* _Set exercise_
Return all of the data exactly as given.

Saved data entries:
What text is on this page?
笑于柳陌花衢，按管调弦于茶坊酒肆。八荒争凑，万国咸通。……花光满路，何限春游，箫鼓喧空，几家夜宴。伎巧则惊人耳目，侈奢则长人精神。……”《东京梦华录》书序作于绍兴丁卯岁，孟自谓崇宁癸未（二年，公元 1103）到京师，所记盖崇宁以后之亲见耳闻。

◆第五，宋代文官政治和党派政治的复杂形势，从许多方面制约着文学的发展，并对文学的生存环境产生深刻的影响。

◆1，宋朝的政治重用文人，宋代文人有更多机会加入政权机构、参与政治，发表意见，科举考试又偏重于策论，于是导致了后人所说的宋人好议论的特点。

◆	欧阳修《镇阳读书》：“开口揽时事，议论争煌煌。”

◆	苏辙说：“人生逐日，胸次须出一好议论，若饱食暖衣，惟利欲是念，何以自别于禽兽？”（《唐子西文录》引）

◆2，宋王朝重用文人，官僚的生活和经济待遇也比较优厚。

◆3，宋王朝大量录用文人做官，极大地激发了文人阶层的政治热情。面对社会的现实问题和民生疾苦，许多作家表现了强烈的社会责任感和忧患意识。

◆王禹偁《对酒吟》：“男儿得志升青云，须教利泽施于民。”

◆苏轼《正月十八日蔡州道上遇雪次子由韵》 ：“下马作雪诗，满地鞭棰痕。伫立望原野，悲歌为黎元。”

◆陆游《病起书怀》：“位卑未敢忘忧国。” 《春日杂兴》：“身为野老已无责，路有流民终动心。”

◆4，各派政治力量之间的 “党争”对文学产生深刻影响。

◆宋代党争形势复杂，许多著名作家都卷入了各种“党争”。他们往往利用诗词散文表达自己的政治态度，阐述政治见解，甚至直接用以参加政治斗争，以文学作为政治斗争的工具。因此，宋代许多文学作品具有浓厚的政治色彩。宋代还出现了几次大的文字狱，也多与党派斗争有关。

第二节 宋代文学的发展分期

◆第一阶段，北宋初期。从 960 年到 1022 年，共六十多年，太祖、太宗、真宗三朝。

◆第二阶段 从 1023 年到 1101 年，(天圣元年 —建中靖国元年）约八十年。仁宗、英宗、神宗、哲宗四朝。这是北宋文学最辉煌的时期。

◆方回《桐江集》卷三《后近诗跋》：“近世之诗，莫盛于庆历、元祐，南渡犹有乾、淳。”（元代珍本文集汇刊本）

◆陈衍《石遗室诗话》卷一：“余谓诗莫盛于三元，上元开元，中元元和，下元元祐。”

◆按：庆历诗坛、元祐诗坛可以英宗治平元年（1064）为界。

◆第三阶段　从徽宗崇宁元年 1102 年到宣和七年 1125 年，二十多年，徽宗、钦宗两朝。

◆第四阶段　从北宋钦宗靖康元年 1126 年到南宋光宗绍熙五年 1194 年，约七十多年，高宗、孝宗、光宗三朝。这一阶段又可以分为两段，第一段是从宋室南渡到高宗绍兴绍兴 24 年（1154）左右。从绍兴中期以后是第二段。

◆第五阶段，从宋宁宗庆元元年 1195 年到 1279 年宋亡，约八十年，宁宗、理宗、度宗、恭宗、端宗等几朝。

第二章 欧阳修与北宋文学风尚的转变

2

* _Problem solution_
What text is on this page?
笑于柳陌花衢，按管调弦于茶坊酒肆。八荒争凑，万国咸通。……花光满路，何限春游，箫鼓喧空，几家夜宴。伎巧则惊人耳目，侈奢则长人精神。……”《东京梦华录》书序作于绍兴丁卯岁，孟自谓崇宁癸未（二年，公元 1103）到京师，所记盖崇宁以后之亲见耳闻。

◆第五，宋代文官政治和党派政治的复杂形势，从许多方面制约着文学的发展，并对文学的生存环境产生深刻的影响。

◆1，宋朝的政治重用文人，宋代文人有更多机会加入政权机构、参与政治，发表意见，科举考试又偏重于策论，于是导致了后人所说的宋人好议论的特点。

◆	欧阳修《镇阳读书》：“开口揽时事，议论争煌煌。”

◆	苏辙说：“人生逐日，胸次须出一好议论，若饱食暖衣，惟利欲是念，何以自别于禽兽？”（《唐子西文录》引）

◆2，宋王朝重用文人，官僚的生活和经济待遇也比较优厚。

◆3，宋王朝大量录用文人做官，极大地激发了文人阶层的政治热情。面对社会的现实问题和民生疾苦，许多作家表现了强烈的社会责任感和忧患意识。

◆王禹偁《对酒吟》：“男儿得志升青云，须教利泽施于民。”

◆苏轼《正月十八日蔡州道上遇雪次子由韵》 ：“下马作雪诗，满地鞭棰痕。伫立望原野，悲歌为黎元。”

◆陆游《病起书怀》：“位卑未敢忘忧国。” 《春日杂兴》：“身为野老已无责，路有流民终动心。”

◆4，各派政治力量之间的 “党争”对文学产生深刻影响。

◆宋代党争形势复杂，许多著名作家都卷入了各种“党争”。他们往往利用诗词散文表达自己的政治态度，阐述政治见解，甚至直接用以参加政治斗争，以文学作为政治斗争的工具。因此，宋代许多文学作品具有浓厚的政治色彩。宋代还出现了几次大的文字狱，也多与党派斗争有关。

第二节 宋代文学的发展分期

◆第一阶段，北宋初期。从 960 年到 1022 年，共六十多年，太祖、太宗、真宗三朝。

◆第二阶段 从 1023 年到 1101 年，(天圣元年 —建中靖国元年）约八十年。仁宗、英宗、神宗、哲宗四朝。这是北宋文学最辉煌的时期。

◆方回《桐江集》卷三《后近诗跋》：“近世之诗，莫盛于庆历、元祐，南渡犹有乾、淳。”（元代珍本文集汇刊本）

◆陈衍《石遗室诗话》卷一：“余谓诗莫盛于三元，上元开元，中元元和，下元元祐。”

◆按：庆历诗坛、元祐诗坛可以英宗治平元年（1064）为界。

◆第三阶段　从徽宗崇宁元年 1102 年到宣和七年 1125 年，二十多年，徽宗、钦宗两朝。

◆第四阶段　从北宋钦宗靖康元年 1126 年到南宋光宗绍熙五年 1194 年，约七十多年，高宗、孝宗、光宗三朝。这一阶段又可以分为两段，第一段是从宋室南渡到高宗绍兴绍兴 24 年（1154）左右。从绍兴中期以后是第二段。

◆第五阶段，从宋宁宗庆元元年 1195 年到 1279 年宋亡，约八十年，宁宗、理宗、度宗、恭宗、端宗等几朝。

第二章 欧阳修与北宋文学风尚的转变

2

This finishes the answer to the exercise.